扁政府在「90年度中央政府總預算案」總說明中,即曾指出:當時「難全面性就相關問題及時加以調整因應,…未來將就下列財政及預算, 進行改革工作」,包括:健全稅制並加強稽徵,檢討緊縮經常性支出,推動政府組織再造,全面檢討社福措施,整頓及改造虧損國營事業等等。其中,就健全稅制方面,認為「未來對於各項租稅減免措施將更加審慎嚴謹控制,並積極通盤檢討稅制、加強稽徵,俾有效開拓財源,謀求社會公平正義。」實際上並非如此,減稅案仍然不斷推出;其他控制支出的方案,也沒有具體進展。因此,在91年度的總說明部分,即無明確宣示。

財政惡化,大部分是起因於財經政策失序,甚至以犧牲稅收,弱化財政的各種救急措施,包括企圖挽救金融危機,結果卻是銀行壞帳比率仍然惡化,甚至拖累財政,更遑論積極通盤檢討稅制。而且如此作法,並非針對當前金融問題對症下藥,反而有害金融紀律,從前次調降營業稅以來,金融逾放、壞帳比率仍然不斷上升即可看出大概。而且,營業稅的調整和所得稅的改革,彼此互動,繼續調降營業稅將使所得稅制改革困難,而且也不公平。更何況,加上土地增值稅的減半徵收,「實質的」替代財源如何籌措至今沒有對策。而且土地稅制的改革,必須土地增值稅和地價稅一併搭配調整,僅僅調降增值稅稅率,將使未來的土地稅制的改革更加困難。其他增加支出的措施,例如老人津貼雖然在寒蟬效應下過關,但相對財源仍無著落,凡此種種都違背財政收支劃分法38條之一的規範。而政府屢次想調高舉債比例的構想,更凸顯政府並不重視財政紀律的心態。

(四)、稅制改革仍然大有可為

「絕不加稅」的政治承諾,使得政府在開源方面更受到限制,也難免使得主管單位在心態上只求守成,欠缺開創性的租稅改革構想與行動。例如,在過去兩年經濟衰退期間,全民在股市都蒙受損失之際,面對民間要求調降或廢除證交稅的呼聲,政府其實可以用恢復課徵證券交易所得稅來做交換,則政府可以再不增加民眾負擔的情形下,使所得稅制自然成形,在經濟復甦之後,即已建立完整的所得稅制。如今以措施良機,實在可惜。此外,稅制改革本來就是與時俱進的要務,應當配合經濟發展和財政健全的需要而持續不斷的進行,尤其,現在經濟嚴重惡化,扁政府動則以振興經濟為由,倉促推出自己當初所反對的減稅措施,不但無助於於未來的稅制改革,長期甚至不利於經濟發展。

**資料集條目**
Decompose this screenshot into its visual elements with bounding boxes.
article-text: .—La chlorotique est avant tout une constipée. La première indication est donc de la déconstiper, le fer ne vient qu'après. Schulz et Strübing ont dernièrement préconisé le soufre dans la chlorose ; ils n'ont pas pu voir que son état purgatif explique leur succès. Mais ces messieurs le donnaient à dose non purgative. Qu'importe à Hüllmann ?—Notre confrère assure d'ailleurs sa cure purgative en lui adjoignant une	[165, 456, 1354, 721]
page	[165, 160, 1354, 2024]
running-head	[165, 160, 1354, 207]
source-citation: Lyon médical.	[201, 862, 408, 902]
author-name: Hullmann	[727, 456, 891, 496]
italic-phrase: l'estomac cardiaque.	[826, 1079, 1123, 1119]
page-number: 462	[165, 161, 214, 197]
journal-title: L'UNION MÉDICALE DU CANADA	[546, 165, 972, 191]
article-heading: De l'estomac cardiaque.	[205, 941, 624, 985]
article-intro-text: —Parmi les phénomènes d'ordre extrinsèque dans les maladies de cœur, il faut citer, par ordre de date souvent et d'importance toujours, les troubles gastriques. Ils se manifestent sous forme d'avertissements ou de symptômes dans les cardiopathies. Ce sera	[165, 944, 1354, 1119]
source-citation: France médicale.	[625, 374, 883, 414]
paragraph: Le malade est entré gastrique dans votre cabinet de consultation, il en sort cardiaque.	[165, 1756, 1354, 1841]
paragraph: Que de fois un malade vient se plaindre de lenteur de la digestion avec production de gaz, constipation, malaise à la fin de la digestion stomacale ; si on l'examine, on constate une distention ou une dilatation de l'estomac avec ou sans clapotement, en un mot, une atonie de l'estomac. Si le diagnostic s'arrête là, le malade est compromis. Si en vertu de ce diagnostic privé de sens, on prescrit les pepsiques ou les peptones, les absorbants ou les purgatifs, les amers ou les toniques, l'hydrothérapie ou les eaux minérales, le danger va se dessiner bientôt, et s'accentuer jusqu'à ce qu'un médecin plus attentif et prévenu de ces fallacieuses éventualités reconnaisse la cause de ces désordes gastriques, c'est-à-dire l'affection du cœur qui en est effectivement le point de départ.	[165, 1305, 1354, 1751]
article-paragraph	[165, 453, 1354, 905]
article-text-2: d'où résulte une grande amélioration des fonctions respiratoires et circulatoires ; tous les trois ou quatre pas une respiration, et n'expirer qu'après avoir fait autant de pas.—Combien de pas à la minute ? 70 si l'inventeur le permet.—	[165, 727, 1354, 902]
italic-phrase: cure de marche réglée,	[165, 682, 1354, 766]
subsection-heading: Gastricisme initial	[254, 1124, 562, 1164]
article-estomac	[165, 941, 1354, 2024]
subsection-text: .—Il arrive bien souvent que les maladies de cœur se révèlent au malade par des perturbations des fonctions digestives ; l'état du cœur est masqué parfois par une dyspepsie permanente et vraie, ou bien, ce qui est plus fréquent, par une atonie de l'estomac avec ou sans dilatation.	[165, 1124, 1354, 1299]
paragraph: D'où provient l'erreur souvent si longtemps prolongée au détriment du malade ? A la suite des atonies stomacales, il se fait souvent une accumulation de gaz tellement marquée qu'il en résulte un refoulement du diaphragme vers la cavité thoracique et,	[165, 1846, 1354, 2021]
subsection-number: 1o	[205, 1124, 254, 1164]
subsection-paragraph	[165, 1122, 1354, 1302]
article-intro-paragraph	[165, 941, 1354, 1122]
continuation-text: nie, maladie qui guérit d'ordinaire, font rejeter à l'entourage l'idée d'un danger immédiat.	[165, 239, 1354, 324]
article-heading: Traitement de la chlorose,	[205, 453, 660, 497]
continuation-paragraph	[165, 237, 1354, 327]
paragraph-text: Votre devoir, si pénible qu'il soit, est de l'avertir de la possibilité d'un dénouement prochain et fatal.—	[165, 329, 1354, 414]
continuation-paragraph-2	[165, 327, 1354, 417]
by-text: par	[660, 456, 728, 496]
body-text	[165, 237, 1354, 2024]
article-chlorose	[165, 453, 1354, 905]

**任務說明**
1 – 請逐字照抄財政與稅制改革那段文字中的一段，從「財政惡化,大部分是起因於財經」起，一直到「革,長期甚至不利於經濟發展。」為止，結尾這幾個字也要包含在內。
2 – 請在財政與稅制改革那段文字的最後一句之後接著往下寫。

**預期結果**
1 –
財政惡化,大部分是起因於財經政策失序,甚至以犧牲稅收,弱化財政的各種救急措施,包括企圖挽救金融危機,結果卻是銀行壞帳比率仍然惡化,甚至拖累財政,更遑論積極通盤檢討稅制。而且如此作法,並非針對當前金融問題對症下藥,反而有害金融紀律,從前次調降營業稅以來,金融逾放、壞帳比率仍然不斷上升即可看出大概。而且,營業稅的調整和所得稅的改革,彼此互動,繼續調降營業稅將使所得稅制改革困難,而且也不公平。更何況,加上土地增值稅的減半徵收,「實質的」替代財源如何籌措至今沒有對策。而且土地稅制的改革,必須土地增值稅和地價稅一併搭配調整,僅僅調降增值稅稅率,將使未來的土地稅制的改革更加困難。其他增加支出的措施,例如老人津貼雖然在寒蟬效應下過關,但相對財源仍無著落,凡此種種都違背財政收支劃分法38條之一的規範。而政府屢次想調高舉債比例的構想,更凸顯政府並不重視財政紀律的心態。

(四)、稅制改革仍然大有可為

「絕不加稅」的政治承諾,使得政府在開源方面更受到限制,也難免使得主管單位在心態上只求守成,欠缺開創性的租稅改革構想與行動。例如,在過去兩年經濟衰退期間,全民在股市都蒙受損失之際,面對民間要求調降或廢除證交稅的呼聲,政府其實可以用恢復課徵證券交易所得稅來做交換,則政府可以再不增加民眾負擔的情形下,使所得稅制自然成形,在經濟復甦之後,即已建立完整的所得稅制。如今以措施良機,實在可惜。此外,稅制改革本來就是與時俱進的要務,應當配合經濟發展和財政健全的需要而持續不斷的進行,尤其,現在經濟嚴重惡化,扁政府動則以振興經濟為由,倉促推出自己當初所反對的減稅措施,不但無助於於未來的稅制改革,長期甚至不利於經濟發展。

2 –
因此,我國的稅制設計應當配合當前與未來的經濟情勢而調整,講求減少對經濟的負面影響。未來每一單一租稅方面應定位為:「降低稅負,減少減免」,也就是維持寬廣的稅基,課以較低的稅率,使「人人都納稅,稅稅都很輕」,使每一稅制都符合公平原則,並且將對經濟決策的扭曲減至最低程度。在稅制結構上,可以參考歐洲國家「綠色租稅改革」的經驗,在兼顧產業競爭力和所得分配公平的原則下,調降「不良租稅」的比重,例如所得稅有礙投資、儲蓄、工作意願,而且是對社會有貢獻的經濟行為課稅,並不合理;提高「好的租稅」的比重,例如消費稅沒有重複對儲蓄課稅的優點,有利於於資本形成和經濟發展,而且是對「自社會取走資源的行為課稅」,極為合理。因此,可以落實「污染者付費」原則,對於耗竭資源、消費能源或污染環境的行為加重稅賦,以反映外部成本,並將創造的收入用於調降扭曲性質的租稅,並搭配消費稅制比重的提高,使稅制更加合理,也有利於經濟發展和生活品質的提昇。而且,在維持稅收中性的前提下,推動環境稅制,順便檢討當前不合理的產業別、身份別租稅減免或補貼措施,也可以順便帶動「環境財政改革」,順便為「不加稅」政策解套。

(五)權錢一併下放,使中央、地方政府各自努力改善財政

財政收支劃分的爭議不斷,最近兩年更因為中央政府以削減北、高兩市統籌分配稅款來支應其他縣市政府財政缺口,而引發朝野和政府之間對立的情勢。台北市政府後來提出的財政收支劃分法修正案,重點其實即在於打破中央集權又集錢的狀態,要求中央政府不能只要求比較有錢的地方政府協助貧窮的地方政府,就想解決地方財政問題。而且,地方政府缺乏開源節流方面的「財政努力」誘因,其實也和中央政府一直都沒有滿足地方政府的基準需要有關,而中央政府也未落實此一誘因機制。事實上,中央政府不能因為自身財政困難,而不願多出點錢,主動解決地方政府「既患寡又患不均」的陳年問題。剛出爐的財政收支劃分法草案,也顯示中央政府仍有相當大的空間可以擴大統籌分配稅款的基礎。而且,唯有中央政府滿足地方的基準需要之後,要求地方政府開源節流的「財政努力」又因機制才能真正啟動,發揮功效。也唯有如此,地方政府的財政問題大致解決之後,不會動則向中央政府伸手要錢,中央政府也才能專心理好自己的財政。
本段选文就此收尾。